**Exercise goal**
Rewrite the records from the line with "delete-new-row-icon[interactable] (694, 450, 716, 476)" to the line with "new-reps-unit: reps (787, 451, 836, 479)", changing every "chevron-down-icon" to "dropdown-arrow-icon" and leaving all else unchanged. Return only those lines.

(Element and coordinate records)
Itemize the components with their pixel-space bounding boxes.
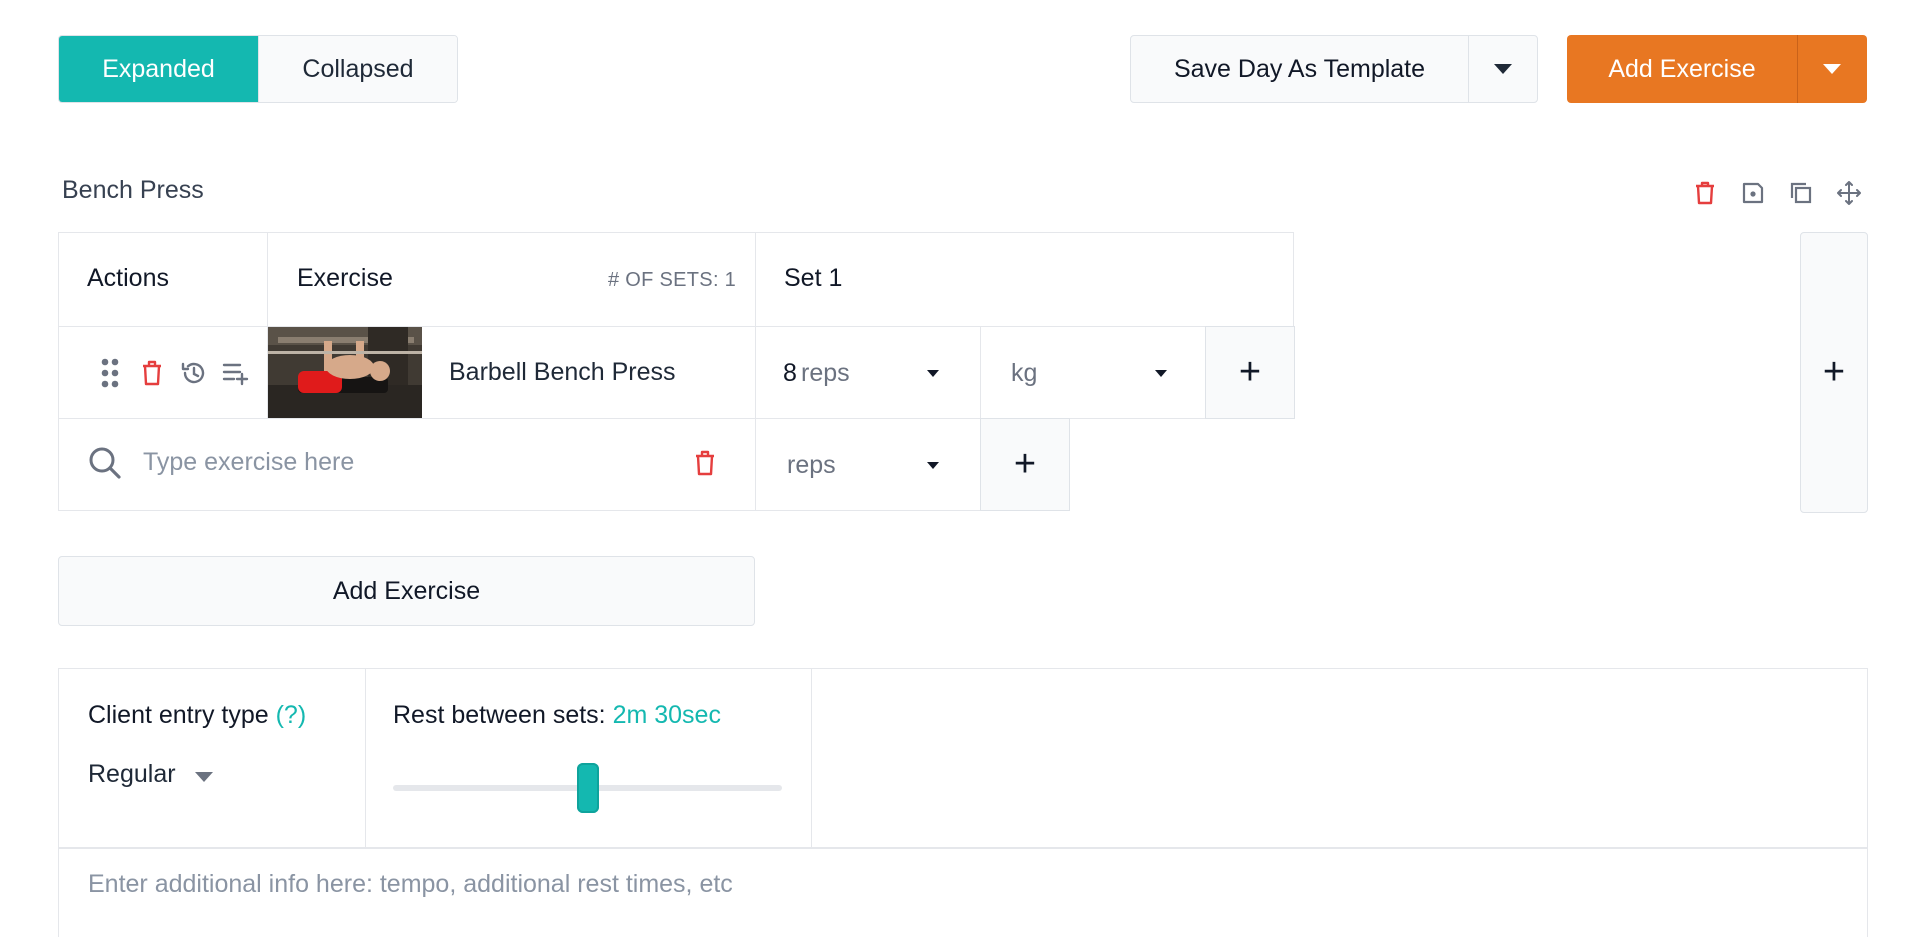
delete-new-row-icon[interactable] (694, 450, 716, 476)
search-icon (88, 446, 122, 480)
exercise-header: Exercise (297, 264, 393, 292)
delete-section-icon[interactable] (1692, 180, 1718, 206)
settings-panel (58, 668, 1868, 848)
view-toggle: Expanded Collapsed (58, 35, 458, 103)
chevron-down-icon (1494, 64, 1512, 74)
delete-row-icon[interactable] (138, 357, 166, 389)
set1-header: Set 1 (784, 264, 843, 292)
reps-unit: reps (801, 359, 850, 387)
exercise-thumbnail (268, 327, 422, 418)
chevron-down-icon (927, 462, 939, 469)
client-entry-label: Client entry type (?) (88, 701, 306, 730)
client-entry-label-text: Client entry type (88, 701, 269, 729)
add-to-list-icon[interactable] (222, 357, 250, 389)
rest-label: Rest between sets: 2m 30sec (393, 701, 721, 730)
panel-divider (365, 669, 366, 847)
section-actions (1692, 180, 1862, 206)
drag-handle-icon[interactable] (96, 357, 124, 389)
rest-value: 2m 30sec (612, 701, 721, 729)
client-entry-select[interactable]: Regular (88, 760, 228, 794)
exercise-name[interactable]: Barbell Bench Press (449, 358, 676, 387)
add-set-button-row1[interactable]: + (1205, 326, 1295, 419)
collapsed-toggle[interactable]: Collapsed (258, 36, 457, 102)
additional-info-input[interactable] (88, 870, 1788, 899)
chevron-down-icon (1155, 370, 1167, 377)
new-reps-unit: reps (787, 451, 836, 479)
add-set-button-row2[interactable]: + (980, 418, 1070, 511)
move-section-icon[interactable] (1836, 180, 1862, 206)
client-entry-help-link[interactable]: (?) (276, 701, 307, 729)
add-exercise-button[interactable]: Add Exercise (58, 556, 755, 626)
weight-unit: kg (1011, 359, 1038, 387)
add-exercise-dropdown-toggle[interactable] (1798, 35, 1866, 103)
client-entry-value: Regular (88, 760, 176, 788)
rest-slider-handle[interactable] (576, 763, 599, 813)
row-action-icons (96, 357, 250, 389)
reps-select[interactable]: 8 reps (783, 356, 943, 390)
history-icon[interactable] (180, 357, 208, 389)
chevron-down-icon (195, 772, 213, 782)
section-title: Bench Press (62, 176, 204, 204)
actions-header: Actions (87, 264, 169, 292)
num-sets-label: # OF SETS: 1 (608, 269, 737, 291)
reps-value: 8 (783, 359, 797, 387)
weight-select[interactable]: kg (1011, 356, 1171, 390)
save-section-icon[interactable] (1740, 180, 1766, 206)
add-exercise-split-button: Add Exercise (1567, 35, 1867, 103)
rest-label-text: Rest between sets: (393, 701, 606, 729)
chevron-down-icon (927, 370, 939, 377)
save-template-split-button: Save Day As Template (1130, 35, 1538, 103)
panel-divider (811, 669, 812, 847)
expanded-toggle[interactable]: Expanded (59, 36, 258, 102)
add-set-column-button[interactable]: + (1800, 232, 1868, 513)
chevron-down-icon (1823, 64, 1841, 74)
exercise-search-input[interactable] (143, 448, 663, 477)
new-reps-select[interactable]: reps (787, 448, 947, 482)
duplicate-section-icon[interactable] (1788, 180, 1814, 206)
add-exercise-top-button[interactable]: Add Exercise (1567, 35, 1798, 103)
save-template-dropdown-toggle[interactable] (1469, 36, 1537, 102)
save-day-template-button[interactable]: Save Day As Template (1131, 36, 1469, 102)
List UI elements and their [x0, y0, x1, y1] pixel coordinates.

**Response**
delete-new-row-icon[interactable] (694, 450, 716, 476)
search-icon (88, 446, 122, 480)
exercise-header: Exercise (297, 264, 393, 292)
delete-section-icon[interactable] (1692, 180, 1718, 206)
settings-panel (58, 668, 1868, 848)
view-toggle: Expanded Collapsed (58, 35, 458, 103)
dropdown-arrow-icon (1494, 64, 1512, 74)
delete-row-icon[interactable] (138, 357, 166, 389)
set1-header: Set 1 (784, 264, 843, 292)
reps-unit: reps (801, 359, 850, 387)
exercise-thumbnail (268, 327, 422, 418)
dropdown-arrow-icon (927, 462, 939, 469)
client-entry-label: Client entry type (?) (88, 701, 306, 730)
client-entry-label-text: Client entry type (88, 701, 269, 729)
add-to-list-icon[interactable] (222, 357, 250, 389)
rest-label: Rest between sets: 2m 30sec (393, 701, 721, 730)
panel-divider (365, 669, 366, 847)
section-actions (1692, 180, 1862, 206)
drag-handle-icon[interactable] (96, 357, 124, 389)
rest-value: 2m 30sec (612, 701, 721, 729)
client-entry-select[interactable]: Regular (88, 760, 228, 794)
exercise-name[interactable]: Barbell Bench Press (449, 358, 676, 387)
add-set-button-row1[interactable]: + (1205, 326, 1295, 419)
collapsed-toggle[interactable]: Collapsed (258, 36, 457, 102)
additional-info-input[interactable] (88, 870, 1788, 899)
dropdown-arrow-icon (1155, 370, 1167, 377)
new-reps-unit: reps (787, 451, 836, 479)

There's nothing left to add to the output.